_TASK PROMPT:_
Write out each line in which the string "stock" is present.

_RECORD EXTRACTS:_
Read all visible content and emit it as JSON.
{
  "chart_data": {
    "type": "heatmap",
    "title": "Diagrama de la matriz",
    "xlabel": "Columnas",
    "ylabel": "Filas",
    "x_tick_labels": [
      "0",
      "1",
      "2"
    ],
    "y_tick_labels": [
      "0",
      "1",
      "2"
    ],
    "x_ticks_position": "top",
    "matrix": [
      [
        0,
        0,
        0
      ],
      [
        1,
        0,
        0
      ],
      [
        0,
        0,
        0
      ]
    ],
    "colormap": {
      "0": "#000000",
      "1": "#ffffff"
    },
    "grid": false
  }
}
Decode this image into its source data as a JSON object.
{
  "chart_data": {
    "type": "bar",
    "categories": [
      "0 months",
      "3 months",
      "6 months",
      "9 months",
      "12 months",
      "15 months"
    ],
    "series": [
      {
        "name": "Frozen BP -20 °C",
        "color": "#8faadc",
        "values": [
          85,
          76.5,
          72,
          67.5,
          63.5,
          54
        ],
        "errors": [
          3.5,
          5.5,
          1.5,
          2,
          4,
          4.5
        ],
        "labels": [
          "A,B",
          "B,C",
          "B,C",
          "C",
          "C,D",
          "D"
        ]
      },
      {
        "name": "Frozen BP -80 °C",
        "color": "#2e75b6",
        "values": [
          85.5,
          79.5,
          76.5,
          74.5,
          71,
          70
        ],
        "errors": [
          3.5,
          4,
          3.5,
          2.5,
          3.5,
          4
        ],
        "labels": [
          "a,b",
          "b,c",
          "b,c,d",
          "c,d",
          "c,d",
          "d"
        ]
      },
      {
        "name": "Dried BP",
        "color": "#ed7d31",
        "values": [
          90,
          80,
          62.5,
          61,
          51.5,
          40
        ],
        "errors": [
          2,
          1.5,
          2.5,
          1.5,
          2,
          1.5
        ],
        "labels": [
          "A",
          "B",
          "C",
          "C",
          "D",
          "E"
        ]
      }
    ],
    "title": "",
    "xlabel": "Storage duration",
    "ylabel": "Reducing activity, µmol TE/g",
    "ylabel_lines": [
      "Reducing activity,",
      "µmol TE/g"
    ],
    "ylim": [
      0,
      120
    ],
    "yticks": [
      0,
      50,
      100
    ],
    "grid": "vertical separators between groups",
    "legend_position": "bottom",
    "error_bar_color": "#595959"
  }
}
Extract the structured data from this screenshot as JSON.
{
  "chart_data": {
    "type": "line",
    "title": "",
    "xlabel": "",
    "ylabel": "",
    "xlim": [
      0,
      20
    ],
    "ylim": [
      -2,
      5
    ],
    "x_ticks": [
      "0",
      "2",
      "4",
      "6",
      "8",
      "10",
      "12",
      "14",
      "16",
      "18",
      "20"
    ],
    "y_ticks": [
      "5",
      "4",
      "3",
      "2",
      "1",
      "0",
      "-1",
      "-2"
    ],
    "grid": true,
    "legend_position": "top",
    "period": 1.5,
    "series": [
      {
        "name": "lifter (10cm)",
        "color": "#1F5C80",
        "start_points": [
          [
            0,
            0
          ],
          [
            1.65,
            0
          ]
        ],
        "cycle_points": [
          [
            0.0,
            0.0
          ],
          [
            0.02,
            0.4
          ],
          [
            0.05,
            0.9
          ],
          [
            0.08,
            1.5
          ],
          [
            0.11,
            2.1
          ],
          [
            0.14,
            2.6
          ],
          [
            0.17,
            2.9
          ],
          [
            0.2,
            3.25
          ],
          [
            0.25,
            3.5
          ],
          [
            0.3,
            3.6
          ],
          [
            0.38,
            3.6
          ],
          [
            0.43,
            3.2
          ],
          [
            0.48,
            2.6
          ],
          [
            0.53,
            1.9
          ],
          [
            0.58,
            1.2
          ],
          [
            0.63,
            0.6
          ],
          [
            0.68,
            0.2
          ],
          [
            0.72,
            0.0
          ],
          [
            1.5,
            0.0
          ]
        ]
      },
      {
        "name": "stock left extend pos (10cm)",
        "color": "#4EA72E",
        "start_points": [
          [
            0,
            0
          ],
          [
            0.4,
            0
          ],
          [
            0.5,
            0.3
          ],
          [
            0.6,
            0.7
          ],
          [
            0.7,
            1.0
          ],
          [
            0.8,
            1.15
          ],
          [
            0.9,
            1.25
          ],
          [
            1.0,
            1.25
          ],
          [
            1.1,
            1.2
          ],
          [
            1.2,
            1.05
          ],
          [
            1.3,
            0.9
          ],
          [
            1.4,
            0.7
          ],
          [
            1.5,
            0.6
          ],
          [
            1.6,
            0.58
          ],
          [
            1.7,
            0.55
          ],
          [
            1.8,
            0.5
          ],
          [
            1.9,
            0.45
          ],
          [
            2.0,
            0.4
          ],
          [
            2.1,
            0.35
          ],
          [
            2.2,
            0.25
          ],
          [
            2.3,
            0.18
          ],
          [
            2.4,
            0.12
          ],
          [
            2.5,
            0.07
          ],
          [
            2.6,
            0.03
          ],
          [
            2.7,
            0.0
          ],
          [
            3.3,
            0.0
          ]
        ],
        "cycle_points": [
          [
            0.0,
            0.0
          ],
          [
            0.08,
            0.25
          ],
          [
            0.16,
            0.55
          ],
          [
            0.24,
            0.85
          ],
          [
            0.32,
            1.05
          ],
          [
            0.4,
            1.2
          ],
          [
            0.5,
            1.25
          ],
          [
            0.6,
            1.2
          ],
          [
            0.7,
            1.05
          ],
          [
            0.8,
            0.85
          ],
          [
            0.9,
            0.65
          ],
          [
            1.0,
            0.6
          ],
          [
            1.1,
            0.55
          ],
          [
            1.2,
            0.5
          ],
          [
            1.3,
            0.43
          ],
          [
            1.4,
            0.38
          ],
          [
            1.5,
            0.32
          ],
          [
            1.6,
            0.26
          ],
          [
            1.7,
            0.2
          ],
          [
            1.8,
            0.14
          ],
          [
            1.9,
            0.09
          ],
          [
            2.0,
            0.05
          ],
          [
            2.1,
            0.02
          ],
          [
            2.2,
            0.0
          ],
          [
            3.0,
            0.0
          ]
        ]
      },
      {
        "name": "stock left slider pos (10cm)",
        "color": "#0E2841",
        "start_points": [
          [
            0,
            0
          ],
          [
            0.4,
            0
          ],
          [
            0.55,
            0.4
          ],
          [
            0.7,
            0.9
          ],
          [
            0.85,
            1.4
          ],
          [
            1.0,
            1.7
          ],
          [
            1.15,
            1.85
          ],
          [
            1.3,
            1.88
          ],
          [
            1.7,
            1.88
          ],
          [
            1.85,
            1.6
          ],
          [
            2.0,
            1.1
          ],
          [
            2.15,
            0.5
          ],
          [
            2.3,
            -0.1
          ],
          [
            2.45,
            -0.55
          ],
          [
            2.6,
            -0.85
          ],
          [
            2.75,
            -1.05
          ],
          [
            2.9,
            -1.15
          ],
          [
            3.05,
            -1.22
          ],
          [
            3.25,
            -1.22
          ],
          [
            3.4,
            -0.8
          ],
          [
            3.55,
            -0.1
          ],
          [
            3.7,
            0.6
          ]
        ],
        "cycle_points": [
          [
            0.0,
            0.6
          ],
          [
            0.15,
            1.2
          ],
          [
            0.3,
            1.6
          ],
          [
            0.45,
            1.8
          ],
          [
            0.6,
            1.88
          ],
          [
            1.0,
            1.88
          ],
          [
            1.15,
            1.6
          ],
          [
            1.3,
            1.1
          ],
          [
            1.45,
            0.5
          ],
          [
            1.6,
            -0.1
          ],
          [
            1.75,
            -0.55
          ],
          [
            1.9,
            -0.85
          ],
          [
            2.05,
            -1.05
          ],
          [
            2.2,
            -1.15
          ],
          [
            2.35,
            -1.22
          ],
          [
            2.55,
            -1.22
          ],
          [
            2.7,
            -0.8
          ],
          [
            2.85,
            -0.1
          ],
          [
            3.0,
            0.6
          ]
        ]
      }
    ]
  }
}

_IN RESPONSE:_
        "name": "stock left extend pos (10cm)",
        "name": "stock left slider pos (10cm)",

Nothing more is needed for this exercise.